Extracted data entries
---+---
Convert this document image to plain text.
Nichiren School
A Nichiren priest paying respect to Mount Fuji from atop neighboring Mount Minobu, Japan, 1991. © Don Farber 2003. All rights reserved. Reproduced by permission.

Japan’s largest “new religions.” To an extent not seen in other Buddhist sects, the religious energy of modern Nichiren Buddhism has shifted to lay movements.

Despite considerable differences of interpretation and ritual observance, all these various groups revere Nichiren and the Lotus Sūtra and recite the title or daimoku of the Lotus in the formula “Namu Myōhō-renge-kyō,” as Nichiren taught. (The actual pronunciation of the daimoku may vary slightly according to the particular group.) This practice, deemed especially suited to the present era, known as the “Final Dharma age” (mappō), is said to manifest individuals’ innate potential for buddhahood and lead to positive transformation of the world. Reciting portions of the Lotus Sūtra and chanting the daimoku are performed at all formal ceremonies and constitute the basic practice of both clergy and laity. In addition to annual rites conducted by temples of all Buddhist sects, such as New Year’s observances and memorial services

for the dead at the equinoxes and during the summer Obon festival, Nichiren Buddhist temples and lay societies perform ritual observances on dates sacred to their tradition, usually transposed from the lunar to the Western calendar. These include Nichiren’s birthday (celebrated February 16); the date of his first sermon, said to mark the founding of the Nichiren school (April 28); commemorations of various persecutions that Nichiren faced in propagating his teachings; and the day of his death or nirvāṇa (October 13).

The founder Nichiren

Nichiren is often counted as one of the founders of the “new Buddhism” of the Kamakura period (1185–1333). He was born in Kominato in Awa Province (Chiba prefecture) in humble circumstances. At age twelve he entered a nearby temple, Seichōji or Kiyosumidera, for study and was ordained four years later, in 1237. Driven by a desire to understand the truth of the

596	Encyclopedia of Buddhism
---+---
Written request:
Extract all of the data shown above without alteration.

Expected output:
Convert this document image to plain text.
Nichiren School
A Nichiren priest paying respect to Mount Fuji from atop neighboring Mount Minobu, Japan, 1991. © Don Farber 2003. All rights reserved. Reproduced by permission.

Japan’s largest “new religions.” To an extent not seen in other Buddhist sects, the religious energy of modern Nichiren Buddhism has shifted to lay movements.

Despite considerable differences of interpretation and ritual observance, all these various groups revere Nichiren and the Lotus Sūtra and recite the title or daimoku of the Lotus in the formula “Namu Myōhō-renge-kyō,” as Nichiren taught. (The actual pronunciation of the daimoku may vary slightly according to the particular group.) This practice, deemed especially suited to the present era, known as the “Final Dharma age” (mappō), is said to manifest individuals’ innate potential for buddhahood and lead to positive transformation of the world. Reciting portions of the Lotus Sūtra and chanting the daimoku are performed at all formal ceremonies and constitute the basic practice of both clergy and laity. In addition to annual rites conducted by temples of all Buddhist sects, such as New Year’s observances and memorial services

for the dead at the equinoxes and during the summer Obon festival, Nichiren Buddhist temples and lay societies perform ritual observances on dates sacred to their tradition, usually transposed from the lunar to the Western calendar. These include Nichiren’s birthday (celebrated February 16); the date of his first sermon, said to mark the founding of the Nichiren school (April 28); commemorations of various persecutions that Nichiren faced in propagating his teachings; and the day of his death or nirvāṇa (October 13).

The founder Nichiren

Nichiren is often counted as one of the founders of the “new Buddhism” of the Kamakura period (1185–1333). He was born in Kominato in Awa Province (Chiba prefecture) in humble circumstances. At age twelve he entered a nearby temple, Seichōji or Kiyosumidera, for study and was ordained four years later, in 1237. Driven by a desire to understand the truth of the

596	Encyclopedia of Buddhism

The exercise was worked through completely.